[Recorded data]
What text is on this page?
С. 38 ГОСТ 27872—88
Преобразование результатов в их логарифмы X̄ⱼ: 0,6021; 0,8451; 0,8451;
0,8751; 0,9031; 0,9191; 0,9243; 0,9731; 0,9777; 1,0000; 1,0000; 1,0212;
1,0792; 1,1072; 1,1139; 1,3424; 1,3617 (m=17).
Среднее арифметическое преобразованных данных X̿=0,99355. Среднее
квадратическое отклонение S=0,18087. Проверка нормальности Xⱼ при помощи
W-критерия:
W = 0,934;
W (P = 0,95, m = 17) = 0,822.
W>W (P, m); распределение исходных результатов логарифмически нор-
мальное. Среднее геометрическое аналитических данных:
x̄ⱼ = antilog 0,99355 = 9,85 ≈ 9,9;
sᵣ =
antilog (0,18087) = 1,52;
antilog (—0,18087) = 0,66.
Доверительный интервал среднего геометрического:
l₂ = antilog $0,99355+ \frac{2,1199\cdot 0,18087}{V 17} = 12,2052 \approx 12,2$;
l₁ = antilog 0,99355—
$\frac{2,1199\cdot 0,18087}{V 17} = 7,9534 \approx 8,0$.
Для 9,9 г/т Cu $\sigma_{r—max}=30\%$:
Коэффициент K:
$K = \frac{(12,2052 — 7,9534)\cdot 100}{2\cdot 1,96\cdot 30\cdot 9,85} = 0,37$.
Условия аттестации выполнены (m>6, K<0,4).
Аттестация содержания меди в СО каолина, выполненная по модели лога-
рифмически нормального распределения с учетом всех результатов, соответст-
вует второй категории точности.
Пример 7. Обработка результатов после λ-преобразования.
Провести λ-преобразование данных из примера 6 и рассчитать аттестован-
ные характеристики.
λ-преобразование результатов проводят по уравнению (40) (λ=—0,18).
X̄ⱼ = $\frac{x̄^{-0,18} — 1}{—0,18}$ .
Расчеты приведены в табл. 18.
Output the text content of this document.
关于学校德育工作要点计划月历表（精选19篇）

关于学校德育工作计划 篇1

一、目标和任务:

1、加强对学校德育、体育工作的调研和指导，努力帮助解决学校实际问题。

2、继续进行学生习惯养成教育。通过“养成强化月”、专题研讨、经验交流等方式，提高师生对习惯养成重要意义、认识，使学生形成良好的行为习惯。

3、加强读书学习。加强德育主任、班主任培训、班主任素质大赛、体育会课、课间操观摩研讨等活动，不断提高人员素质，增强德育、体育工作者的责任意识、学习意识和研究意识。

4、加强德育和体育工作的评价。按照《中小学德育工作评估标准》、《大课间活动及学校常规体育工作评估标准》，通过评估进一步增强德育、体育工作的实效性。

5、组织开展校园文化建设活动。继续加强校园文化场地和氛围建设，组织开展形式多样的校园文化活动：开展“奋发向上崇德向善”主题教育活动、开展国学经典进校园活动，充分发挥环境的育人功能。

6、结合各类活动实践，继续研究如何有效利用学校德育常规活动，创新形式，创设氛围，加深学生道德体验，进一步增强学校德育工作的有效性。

> _TO BE DONE_: Retype every entry above, word for word.

> _RESULT OF THE TASK_:
What text is on this page?
С. 38 ГОСТ 27872—88
Преобразование результатов в их логарифмы X̄ⱼ: 0,6021; 0,8451; 0,8451;
0,8751; 0,9031; 0,9191; 0,9243; 0,9731; 0,9777; 1,0000; 1,0000; 1,0212;
1,0792; 1,1072; 1,1139; 1,3424; 1,3617 (m=17).
Среднее арифметическое преобразованных данных X̿=0,99355. Среднее
квадратическое отклонение S=0,18087. Проверка нормальности Xⱼ при помощи
W-критерия:
W = 0,934;
W (P = 0,95, m = 17) = 0,822.
W>W (P, m); распределение исходных результатов логарифмически нор-
мальное. Среднее геометрическое аналитических данных:
x̄ⱼ = antilog 0,99355 = 9,85 ≈ 9,9;
sᵣ =
antilog (0,18087) = 1,52;
antilog (—0,18087) = 0,66.
Доверительный интервал среднего геометрического:
l₂ = antilog $0,99355+ \frac{2,1199\cdot 0,18087}{V 17} = 12,2052 \approx 12,2$;
l₁ = antilog 0,99355—
$\frac{2,1199\cdot 0,18087}{V 17} = 7,9534 \approx 8,0$.
Для 9,9 г/т Cu $\sigma_{r—max}=30\%$:
Коэффициент K:
$K = \frac{(12,2052 — 7,9534)\cdot 100}{2\cdot 1,96\cdot 30\cdot 9,85} = 0,37$.
Условия аттестации выполнены (m>6, K<0,4).
Аттестация содержания меди в СО каолина, выполненная по модели лога-
рифмически нормального распределения с учетом всех результатов, соответст-
вует второй категории точности.
Пример 7. Обработка результатов после λ-преобразования.
Провести λ-преобразование данных из примера 6 и рассчитать аттестован-
ные характеристики.
λ-преобразование результатов проводят по уравнению (40) (λ=—0,18).
X̄ⱼ = $\frac{x̄^{-0,18} — 1}{—0,18}$ .
Расчеты приведены в табл. 18.
Output the text content of this document.
关于学校德育工作要点计划月历表（精选19篇）

关于学校德育工作计划 篇1

一、目标和任务:

1、加强对学校德育、体育工作的调研和指导，努力帮助解决学校实际问题。

2、继续进行学生习惯养成教育。通过“养成强化月”、专题研讨、经验交流等方式，提高师生对习惯养成重要意义、认识，使学生形成良好的行为习惯。

3、加强读书学习。加强德育主任、班主任培训、班主任素质大赛、体育会课、课间操观摩研讨等活动，不断提高人员素质，增强德育、体育工作者的责任意识、学习意识和研究意识。

4、加强德育和体育工作的评价。按照《中小学德育工作评估标准》、《大课间活动及学校常规体育工作评估标准》，通过评估进一步增强德育、体育工作的实效性。

5、组织开展校园文化建设活动。继续加强校园文化场地和氛围建设，组织开展形式多样的校园文化活动：开展“奋发向上崇德向善”主题教育活动、开展国学经典进校园活动，充分发挥环境的育人功能。

6、结合各类活动实践，继续研究如何有效利用学校德育常规活动，创新形式，创设氛围，加深学生道德体验，进一步增强学校德育工作的有效性。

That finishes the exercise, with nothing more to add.